'''
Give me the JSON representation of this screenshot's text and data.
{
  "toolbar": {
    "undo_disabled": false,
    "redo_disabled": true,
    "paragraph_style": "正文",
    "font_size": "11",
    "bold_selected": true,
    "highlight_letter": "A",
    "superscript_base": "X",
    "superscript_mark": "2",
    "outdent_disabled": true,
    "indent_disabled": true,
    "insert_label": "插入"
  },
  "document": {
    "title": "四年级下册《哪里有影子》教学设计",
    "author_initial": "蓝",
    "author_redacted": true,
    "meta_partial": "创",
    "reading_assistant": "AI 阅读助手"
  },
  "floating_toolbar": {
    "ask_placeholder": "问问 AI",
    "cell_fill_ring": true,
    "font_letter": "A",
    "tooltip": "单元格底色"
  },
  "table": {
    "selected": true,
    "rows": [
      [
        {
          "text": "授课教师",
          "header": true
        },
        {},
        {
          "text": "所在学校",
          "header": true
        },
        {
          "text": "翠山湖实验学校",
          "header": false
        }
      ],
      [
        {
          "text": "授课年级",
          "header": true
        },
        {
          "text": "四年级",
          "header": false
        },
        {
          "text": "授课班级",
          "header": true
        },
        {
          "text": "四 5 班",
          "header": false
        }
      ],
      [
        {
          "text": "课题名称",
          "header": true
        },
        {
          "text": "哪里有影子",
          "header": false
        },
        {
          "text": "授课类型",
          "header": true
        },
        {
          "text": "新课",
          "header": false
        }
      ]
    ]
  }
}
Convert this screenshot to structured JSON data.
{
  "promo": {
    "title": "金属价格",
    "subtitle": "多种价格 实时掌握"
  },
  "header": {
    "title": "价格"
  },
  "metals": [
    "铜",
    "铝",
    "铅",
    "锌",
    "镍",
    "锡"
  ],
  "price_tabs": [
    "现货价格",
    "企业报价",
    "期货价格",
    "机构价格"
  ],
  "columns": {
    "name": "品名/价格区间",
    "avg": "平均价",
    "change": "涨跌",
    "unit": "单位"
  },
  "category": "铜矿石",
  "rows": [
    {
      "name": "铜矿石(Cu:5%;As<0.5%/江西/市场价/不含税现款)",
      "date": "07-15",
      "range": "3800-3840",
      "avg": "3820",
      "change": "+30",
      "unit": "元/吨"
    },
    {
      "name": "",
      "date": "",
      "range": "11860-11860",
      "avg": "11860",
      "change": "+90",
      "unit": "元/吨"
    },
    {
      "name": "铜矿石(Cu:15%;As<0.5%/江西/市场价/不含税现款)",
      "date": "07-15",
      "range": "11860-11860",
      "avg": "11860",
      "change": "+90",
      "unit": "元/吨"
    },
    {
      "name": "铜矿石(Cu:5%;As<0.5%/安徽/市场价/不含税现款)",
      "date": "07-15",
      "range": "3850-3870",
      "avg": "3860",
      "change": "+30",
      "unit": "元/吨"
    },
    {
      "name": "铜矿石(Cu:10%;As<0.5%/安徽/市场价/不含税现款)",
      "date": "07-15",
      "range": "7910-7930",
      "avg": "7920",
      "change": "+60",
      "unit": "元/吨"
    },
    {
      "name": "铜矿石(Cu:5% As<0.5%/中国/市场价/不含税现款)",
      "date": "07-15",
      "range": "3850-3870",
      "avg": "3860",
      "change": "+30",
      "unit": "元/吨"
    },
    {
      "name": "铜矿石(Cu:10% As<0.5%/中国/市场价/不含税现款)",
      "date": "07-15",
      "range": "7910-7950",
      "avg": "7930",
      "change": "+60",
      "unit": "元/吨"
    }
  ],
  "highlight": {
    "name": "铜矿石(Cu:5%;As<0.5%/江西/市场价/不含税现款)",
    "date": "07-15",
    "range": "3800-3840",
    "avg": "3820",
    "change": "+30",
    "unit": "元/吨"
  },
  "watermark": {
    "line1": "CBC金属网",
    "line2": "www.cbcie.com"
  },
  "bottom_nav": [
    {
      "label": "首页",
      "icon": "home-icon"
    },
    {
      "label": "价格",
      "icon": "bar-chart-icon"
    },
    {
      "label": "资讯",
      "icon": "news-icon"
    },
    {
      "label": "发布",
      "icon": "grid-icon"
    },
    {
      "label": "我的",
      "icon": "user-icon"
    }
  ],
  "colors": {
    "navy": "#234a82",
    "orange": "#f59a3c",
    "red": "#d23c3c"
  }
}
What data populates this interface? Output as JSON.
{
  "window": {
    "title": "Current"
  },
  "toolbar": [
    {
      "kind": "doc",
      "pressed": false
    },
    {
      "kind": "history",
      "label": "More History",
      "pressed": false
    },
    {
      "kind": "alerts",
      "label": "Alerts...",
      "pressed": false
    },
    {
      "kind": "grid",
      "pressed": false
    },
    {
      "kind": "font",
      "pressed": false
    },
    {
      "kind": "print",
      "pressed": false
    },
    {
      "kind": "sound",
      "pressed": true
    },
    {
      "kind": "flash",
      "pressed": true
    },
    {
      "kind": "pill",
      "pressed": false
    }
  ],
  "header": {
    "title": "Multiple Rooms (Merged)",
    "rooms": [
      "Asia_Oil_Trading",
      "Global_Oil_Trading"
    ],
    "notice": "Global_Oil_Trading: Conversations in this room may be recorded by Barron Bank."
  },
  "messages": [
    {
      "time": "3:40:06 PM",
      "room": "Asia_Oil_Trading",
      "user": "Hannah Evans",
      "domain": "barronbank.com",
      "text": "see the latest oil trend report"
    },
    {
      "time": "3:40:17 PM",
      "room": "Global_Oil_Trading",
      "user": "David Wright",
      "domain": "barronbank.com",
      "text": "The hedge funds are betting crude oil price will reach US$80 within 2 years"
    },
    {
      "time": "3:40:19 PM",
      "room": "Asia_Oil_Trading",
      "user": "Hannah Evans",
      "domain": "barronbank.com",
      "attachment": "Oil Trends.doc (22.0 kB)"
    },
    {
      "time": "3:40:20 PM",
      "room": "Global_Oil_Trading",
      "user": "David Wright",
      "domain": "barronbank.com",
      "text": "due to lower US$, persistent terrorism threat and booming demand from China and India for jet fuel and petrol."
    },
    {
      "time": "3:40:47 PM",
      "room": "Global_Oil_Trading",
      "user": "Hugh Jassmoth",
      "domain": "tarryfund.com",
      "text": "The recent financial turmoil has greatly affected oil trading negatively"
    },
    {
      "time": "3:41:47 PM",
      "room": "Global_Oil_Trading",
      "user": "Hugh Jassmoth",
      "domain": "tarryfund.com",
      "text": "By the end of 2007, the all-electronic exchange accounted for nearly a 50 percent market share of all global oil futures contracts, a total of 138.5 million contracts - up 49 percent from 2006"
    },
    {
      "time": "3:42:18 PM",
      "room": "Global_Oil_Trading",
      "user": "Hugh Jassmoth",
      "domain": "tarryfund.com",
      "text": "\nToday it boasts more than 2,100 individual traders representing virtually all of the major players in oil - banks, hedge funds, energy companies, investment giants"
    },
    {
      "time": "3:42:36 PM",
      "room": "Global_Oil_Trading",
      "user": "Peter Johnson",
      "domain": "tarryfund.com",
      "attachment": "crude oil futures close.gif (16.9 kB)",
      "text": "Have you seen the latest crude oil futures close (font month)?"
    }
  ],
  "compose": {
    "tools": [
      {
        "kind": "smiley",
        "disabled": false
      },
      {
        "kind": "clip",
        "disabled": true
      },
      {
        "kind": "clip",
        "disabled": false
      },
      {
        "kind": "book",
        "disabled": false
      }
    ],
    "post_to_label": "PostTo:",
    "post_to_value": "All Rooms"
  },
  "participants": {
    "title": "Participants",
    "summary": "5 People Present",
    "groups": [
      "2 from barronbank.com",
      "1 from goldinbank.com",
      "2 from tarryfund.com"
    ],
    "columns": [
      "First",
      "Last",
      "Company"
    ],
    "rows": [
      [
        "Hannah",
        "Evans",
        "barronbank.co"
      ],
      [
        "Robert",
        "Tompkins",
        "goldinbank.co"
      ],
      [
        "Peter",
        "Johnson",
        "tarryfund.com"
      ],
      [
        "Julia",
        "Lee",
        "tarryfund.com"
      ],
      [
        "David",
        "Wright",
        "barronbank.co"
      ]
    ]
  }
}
'''
-- Short problem --
State how many lines of the records above contain the word "data", giving only that number.

-- Task answer --
3